- [The task]:
How many lines in the records below contain the word "upgrade"? Answer with the number alone.
++++ Provided records ++++
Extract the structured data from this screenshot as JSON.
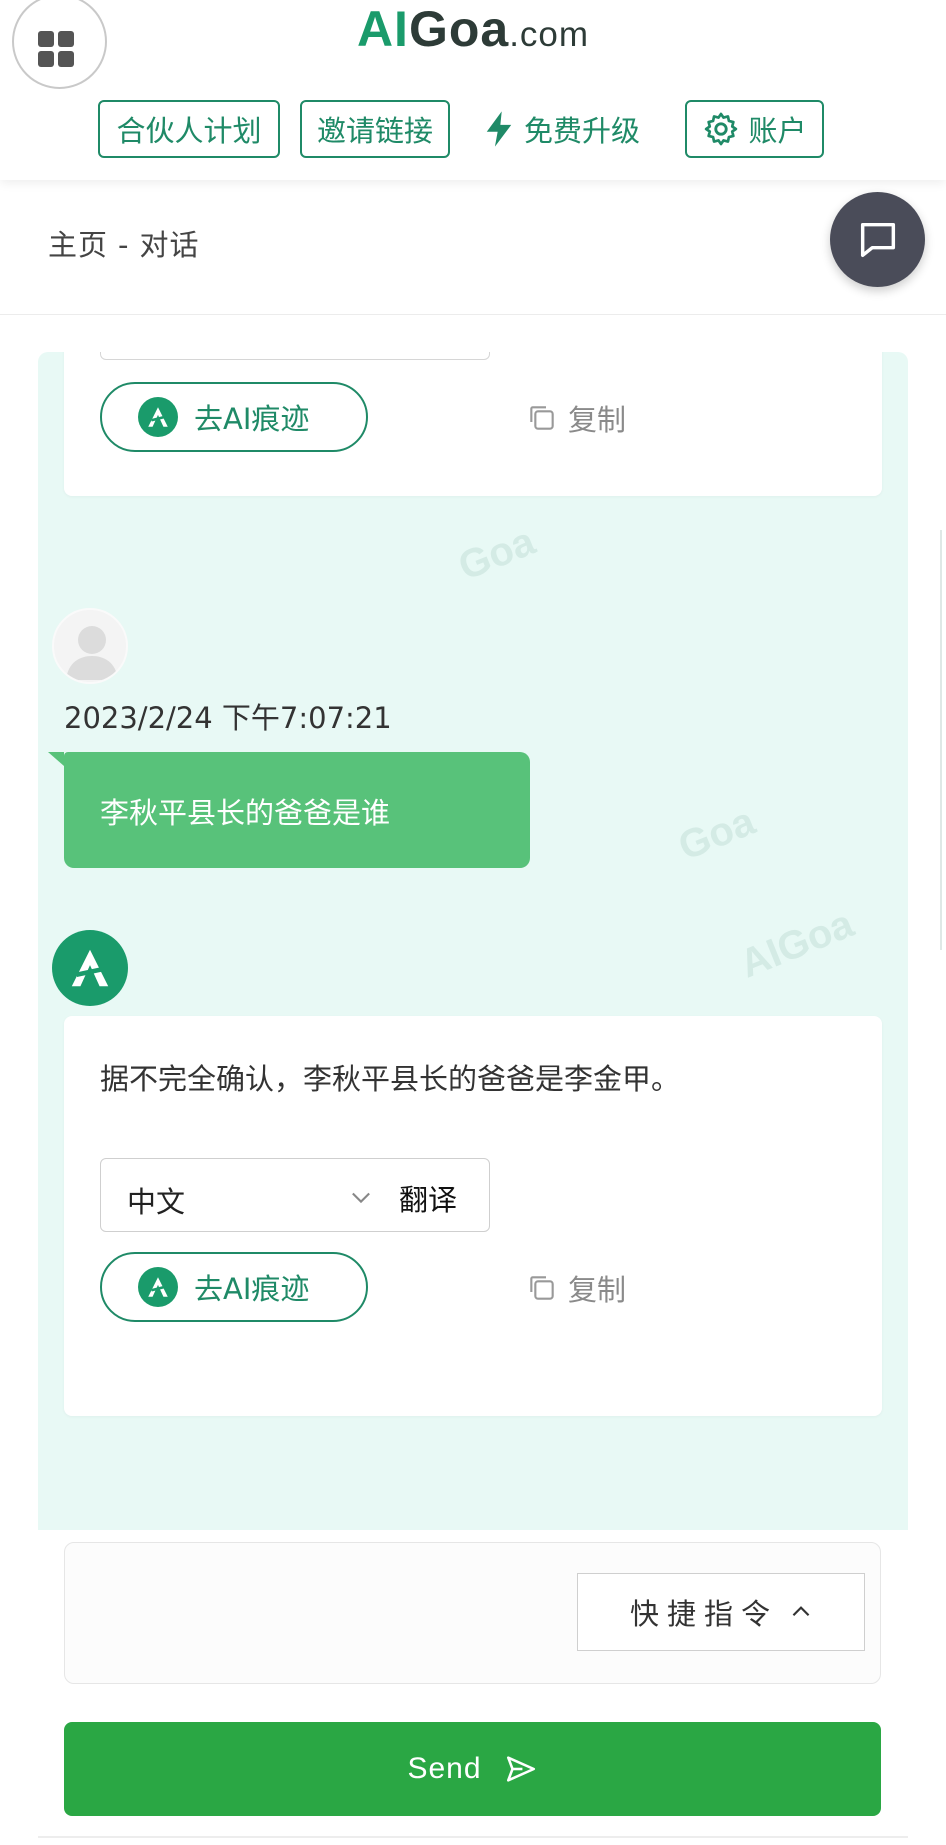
{
  "header": {
    "logo_ai": "AI",
    "logo_goa": "Goa",
    "logo_com": ".com",
    "nav": {
      "partner": "合伙人计划",
      "invite": "邀请链接",
      "upgrade": "免费升级",
      "account": "账户"
    }
  },
  "breadcrumb": {
    "home": "主页",
    "separator": "-",
    "current": "对话"
  },
  "chat": {
    "previous_card": {
      "trace_label": "去AI痕迹",
      "copy_label": "复制"
    },
    "user_message": {
      "timestamp": "2023/2/24 下午7:07:21",
      "text": "李秋平县长的爸爸是谁"
    },
    "ai_message": {
      "text": "据不完全确认，李秋平县长的爸爸是李金甲。",
      "language": "中文",
      "translate_label": "翻译",
      "trace_label": "去AI痕迹",
      "copy_label": "复制"
    }
  },
  "input": {
    "placeholder": "",
    "quick_commands_label": "快捷指令"
  },
  "send_label": "Send",
  "colors": {
    "brand_green": "#1a9b6b",
    "bubble_green": "#58c27a",
    "send_green": "#2aa744",
    "chat_bg": "#e8f9f5"
  },
  "icons": {
    "apps": "apps-grid-icon",
    "upgrade": "lightning-icon",
    "account": "gear-icon",
    "fab": "chat-bubble-icon",
    "copy": "copy-icon",
    "chevron": "chevron-down-icon",
    "quick_cmd": "chevron-up-icon",
    "send": "paper-plane-icon"
  }
}
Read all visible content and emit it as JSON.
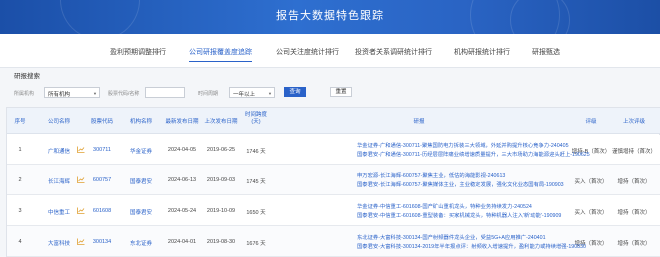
{
  "header": {
    "title": "报告大数据特色跟踪"
  },
  "tabs": [
    {
      "label": "盈利预期调整排行",
      "active": false
    },
    {
      "label": "公司研报覆盖度追踪",
      "active": true
    },
    {
      "label": "公司关注度统计排行",
      "active": false
    },
    {
      "label": "投资者关系调研统计排行",
      "active": false
    },
    {
      "label": "机构研报统计排行",
      "active": false
    },
    {
      "label": "研报甄选",
      "active": false
    }
  ],
  "section_title": "研报搜索",
  "filters": {
    "period_label": "所属机构",
    "period_value": "所有机构",
    "code_label": "股票代码/名称",
    "code_value": "",
    "time_label": "时间周期",
    "time_value": "一年以上",
    "query_button": "查询",
    "reset_button": "重置"
  },
  "table": {
    "headers": {
      "idx": "序号",
      "company": "公司名称",
      "code": "股票代码",
      "org": "机构名称",
      "latest_date": "最新发布日期",
      "prev_date": "上次发布日期",
      "interval": "时间跨度",
      "interval_unit": "(天)",
      "report": "研报",
      "rating": "评级",
      "last_rating": "上次评级"
    },
    "rows": [
      {
        "idx": "1",
        "company": "广和通信",
        "code": "300711",
        "org": "华金证券",
        "latest": "2024-04-05",
        "prev": "2019-06-25",
        "interval": "1746 天",
        "reports": [
          "华金证券-广和通信-300711-聚焦国防电力拆装三大领域，外延并购提升核心竞争力-240405",
          "国泰君安-广和通信-300711-历经层层阵痛业绩增速质量提升，三大市场助力海能源迎头赶上-190625"
        ],
        "rating": "增持-B（首次）",
        "last_rating": "谨慎增持（首次）"
      },
      {
        "idx": "2",
        "company": "长江海辉",
        "code": "600757",
        "org": "国泰君安",
        "latest": "2024-06-13",
        "prev": "2019-09-03",
        "interval": "1745 天",
        "reports": [
          "申万宏源-长江海辉-600757-聚焦主业，低估的海能影视-240613",
          "国泰君安-长江海辉-600757-聚焦媒体主业，主业稳定发展，强化文化业态国有局-190903"
        ],
        "rating": "买入（首次）",
        "last_rating": "增持（首次）"
      },
      {
        "idx": "3",
        "company": "中信重工",
        "code": "601608",
        "org": "国泰君安",
        "latest": "2024-05-24",
        "prev": "2019-10-09",
        "interval": "1650 天",
        "reports": [
          "华金证券-中信重工-601608-国产矿山重机龙头，特种业务持续发力-240524",
          "国泰君安-中信重工-601608-重型装备：买家机械龙头，特种机器人注入'新'动能'-190909"
        ],
        "rating": "买入（首次）",
        "last_rating": "增持（首次）"
      },
      {
        "idx": "4",
        "company": "大富科技",
        "code": "300134",
        "org": "东北证券",
        "latest": "2024-04-01",
        "prev": "2019-08-30",
        "interval": "1676 天",
        "reports": [
          "东北证券-大富科技-300134-国产射频器件龙头企业，受益5G+A应用推广-240401",
          "国泰君安-大富科技-300134-2019年半年报点评：射频收入增速提升，盈利能力或持续增强-190830"
        ],
        "rating": "增持（首次）",
        "last_rating": "增持（首次）"
      }
    ]
  },
  "colors": {
    "banner": "#2a64c4",
    "accent": "#2a62c9",
    "icon": "#e0a030"
  },
  "icons": {
    "chart": "trend-chart-icon",
    "dropdown": "chevron-down-icon"
  }
}
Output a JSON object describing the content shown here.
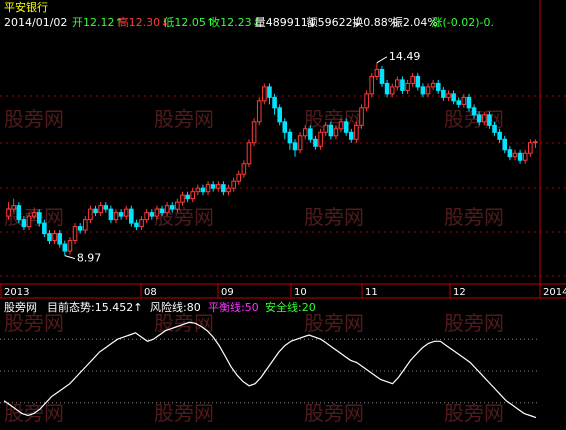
{
  "colors": {
    "background": "#000000",
    "up": "#ff3b3b",
    "down": "#00e5ff",
    "axis": "#c00000",
    "white": "#ffffff",
    "yellow": "#ffff00",
    "magenta": "#ff33ff",
    "green": "#33ff33",
    "grid": "#aa0000",
    "watermark": "#5a1f1f"
  },
  "header": {
    "stock_name": "平安银行",
    "date": "2014/01/02",
    "fields": [
      {
        "text": "开12.12↑",
        "color": "green"
      },
      {
        "text": "高12.30↓",
        "color": "up"
      },
      {
        "text": "低12.05↑",
        "color": "green"
      },
      {
        "text": "收12.23↓",
        "color": "green"
      },
      {
        "text": "量489911↓",
        "color": "white"
      },
      {
        "text": "额59622↓",
        "color": "white"
      },
      {
        "text": "换0.88%",
        "color": "white"
      },
      {
        "text": "振2.04%",
        "color": "white"
      },
      {
        "text": "涨(-0.02)-0.",
        "color": "green"
      }
    ]
  },
  "indicator_header": {
    "name": "股旁网",
    "trend_label": "目前态势:15.452↑",
    "risk_label": "风险线:80",
    "balance_label": "平衡线:50",
    "safe_label": "安全线:20"
  },
  "watermark": "股旁网",
  "chart_data": {
    "type": "candlestick",
    "x_axis_labels": [
      "2013",
      "08",
      "09",
      "10",
      "11",
      "12",
      "2014"
    ],
    "annotations": [
      {
        "label": "14.49",
        "type": "max"
      },
      {
        "label": "8.97",
        "type": "min"
      }
    ],
    "price_range": [
      8.5,
      15.2
    ],
    "candles": [
      [
        10.1,
        10.3,
        10.5,
        10.0
      ],
      [
        10.3,
        10.4,
        10.6,
        10.2
      ],
      [
        10.4,
        10.0,
        10.5,
        9.9
      ],
      [
        10.0,
        9.8,
        10.1,
        9.7
      ],
      [
        9.8,
        10.1,
        10.2,
        9.7
      ],
      [
        10.1,
        10.2,
        10.3,
        10.0
      ],
      [
        10.2,
        9.9,
        10.3,
        9.8
      ],
      [
        9.9,
        9.6,
        10.0,
        9.5
      ],
      [
        9.6,
        9.4,
        9.7,
        9.3
      ],
      [
        9.4,
        9.6,
        9.7,
        9.3
      ],
      [
        9.6,
        9.3,
        9.7,
        9.2
      ],
      [
        9.3,
        9.1,
        9.4,
        8.97
      ],
      [
        9.1,
        9.4,
        9.5,
        9.0
      ],
      [
        9.4,
        9.8,
        9.9,
        9.3
      ],
      [
        9.8,
        9.7,
        9.9,
        9.6
      ],
      [
        9.7,
        10.0,
        10.1,
        9.6
      ],
      [
        10.0,
        10.3,
        10.4,
        9.9
      ],
      [
        10.3,
        10.2,
        10.4,
        10.1
      ],
      [
        10.2,
        10.4,
        10.5,
        10.1
      ],
      [
        10.4,
        10.3,
        10.5,
        10.2
      ],
      [
        10.3,
        10.0,
        10.4,
        9.9
      ],
      [
        10.0,
        10.2,
        10.3,
        9.9
      ],
      [
        10.2,
        10.1,
        10.3,
        10.0
      ],
      [
        10.1,
        10.3,
        10.4,
        10.0
      ],
      [
        10.3,
        9.9,
        10.4,
        9.8
      ],
      [
        9.9,
        9.8,
        10.0,
        9.7
      ],
      [
        9.8,
        10.0,
        10.1,
        9.7
      ],
      [
        10.0,
        10.2,
        10.3,
        9.9
      ],
      [
        10.2,
        10.1,
        10.3,
        10.0
      ],
      [
        10.1,
        10.3,
        10.4,
        10.0
      ],
      [
        10.3,
        10.2,
        10.4,
        10.1
      ],
      [
        10.2,
        10.4,
        10.5,
        10.1
      ],
      [
        10.4,
        10.3,
        10.5,
        10.2
      ],
      [
        10.3,
        10.5,
        10.6,
        10.2
      ],
      [
        10.5,
        10.7,
        10.8,
        10.4
      ],
      [
        10.7,
        10.6,
        10.8,
        10.5
      ],
      [
        10.6,
        10.8,
        10.9,
        10.5
      ],
      [
        10.8,
        10.9,
        11.0,
        10.7
      ],
      [
        10.9,
        10.8,
        11.0,
        10.7
      ],
      [
        10.8,
        11.0,
        11.1,
        10.7
      ],
      [
        11.0,
        10.9,
        11.1,
        10.8
      ],
      [
        10.9,
        11.0,
        11.1,
        10.8
      ],
      [
        11.0,
        10.8,
        11.1,
        10.7
      ],
      [
        10.8,
        10.9,
        11.0,
        10.7
      ],
      [
        10.9,
        11.1,
        11.2,
        10.8
      ],
      [
        11.1,
        11.3,
        11.4,
        11.0
      ],
      [
        11.3,
        11.6,
        11.7,
        11.2
      ],
      [
        11.6,
        12.2,
        12.3,
        11.5
      ],
      [
        12.2,
        12.8,
        12.9,
        12.1
      ],
      [
        12.8,
        13.4,
        13.5,
        12.7
      ],
      [
        13.4,
        13.8,
        13.9,
        13.3
      ],
      [
        13.8,
        13.5,
        13.9,
        13.3
      ],
      [
        13.5,
        13.2,
        13.6,
        13.0
      ],
      [
        13.2,
        12.8,
        13.3,
        12.7
      ],
      [
        12.8,
        12.5,
        12.9,
        12.3
      ],
      [
        12.5,
        12.2,
        12.6,
        12.0
      ],
      [
        12.2,
        12.0,
        12.3,
        11.8
      ],
      [
        12.0,
        12.4,
        12.5,
        11.9
      ],
      [
        12.4,
        12.6,
        12.7,
        12.3
      ],
      [
        12.6,
        12.3,
        12.7,
        12.2
      ],
      [
        12.3,
        12.1,
        12.4,
        12.0
      ],
      [
        12.1,
        12.5,
        12.6,
        12.0
      ],
      [
        12.5,
        12.7,
        12.8,
        12.4
      ],
      [
        12.7,
        12.4,
        12.8,
        12.3
      ],
      [
        12.4,
        12.6,
        12.7,
        12.3
      ],
      [
        12.6,
        12.8,
        12.9,
        12.5
      ],
      [
        12.8,
        12.5,
        12.9,
        12.4
      ],
      [
        12.5,
        12.3,
        12.6,
        12.2
      ],
      [
        12.3,
        12.7,
        12.8,
        12.2
      ],
      [
        12.7,
        13.2,
        13.3,
        12.6
      ],
      [
        13.2,
        13.6,
        13.7,
        13.1
      ],
      [
        13.6,
        14.1,
        14.2,
        13.5
      ],
      [
        14.1,
        14.3,
        14.49,
        14.0
      ],
      [
        14.3,
        13.9,
        14.4,
        13.8
      ],
      [
        13.9,
        13.6,
        14.0,
        13.5
      ],
      [
        13.6,
        13.8,
        13.9,
        13.5
      ],
      [
        13.8,
        14.0,
        14.1,
        13.7
      ],
      [
        14.0,
        13.7,
        14.1,
        13.6
      ],
      [
        13.7,
        13.9,
        14.0,
        13.6
      ],
      [
        13.9,
        14.1,
        14.2,
        13.8
      ],
      [
        14.1,
        13.8,
        14.2,
        13.7
      ],
      [
        13.8,
        13.6,
        13.9,
        13.5
      ],
      [
        13.6,
        13.8,
        13.9,
        13.5
      ],
      [
        13.8,
        13.9,
        14.0,
        13.7
      ],
      [
        13.9,
        13.7,
        14.0,
        13.6
      ],
      [
        13.7,
        13.5,
        13.8,
        13.4
      ],
      [
        13.5,
        13.6,
        13.7,
        13.4
      ],
      [
        13.6,
        13.4,
        13.7,
        13.3
      ],
      [
        13.4,
        13.3,
        13.5,
        13.2
      ],
      [
        13.3,
        13.5,
        13.6,
        13.2
      ],
      [
        13.5,
        13.2,
        13.6,
        13.1
      ],
      [
        13.2,
        13.0,
        13.3,
        12.9
      ],
      [
        13.0,
        12.8,
        13.1,
        12.7
      ],
      [
        12.8,
        13.0,
        13.1,
        12.7
      ],
      [
        13.0,
        12.7,
        13.1,
        12.6
      ],
      [
        12.7,
        12.5,
        12.8,
        12.4
      ],
      [
        12.5,
        12.3,
        12.6,
        12.2
      ],
      [
        12.3,
        12.0,
        12.4,
        11.9
      ],
      [
        12.0,
        11.8,
        12.1,
        11.7
      ],
      [
        11.8,
        11.9,
        12.0,
        11.7
      ],
      [
        11.9,
        11.7,
        12.0,
        11.6
      ],
      [
        11.7,
        11.9,
        12.0,
        11.6
      ],
      [
        11.9,
        12.2,
        12.3,
        11.8
      ],
      [
        12.2,
        12.23,
        12.3,
        12.05
      ]
    ],
    "indicator": {
      "name": "目前态势",
      "range": [
        0,
        100
      ],
      "levels": [
        80,
        50,
        20
      ],
      "values": [
        22,
        18,
        14,
        10,
        8,
        10,
        14,
        20,
        26,
        30,
        34,
        38,
        44,
        50,
        56,
        62,
        68,
        72,
        76,
        80,
        82,
        84,
        86,
        82,
        78,
        80,
        84,
        88,
        90,
        92,
        94,
        96,
        95,
        92,
        88,
        82,
        74,
        64,
        54,
        46,
        40,
        36,
        38,
        44,
        52,
        60,
        68,
        74,
        78,
        80,
        82,
        84,
        82,
        80,
        76,
        72,
        68,
        64,
        60,
        58,
        54,
        50,
        46,
        42,
        40,
        38,
        44,
        52,
        60,
        66,
        72,
        76,
        78,
        78,
        74,
        70,
        66,
        62,
        58,
        52,
        46,
        40,
        34,
        28,
        22,
        18,
        14,
        10,
        8,
        6
      ]
    }
  }
}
++++
- [Written answer]:
2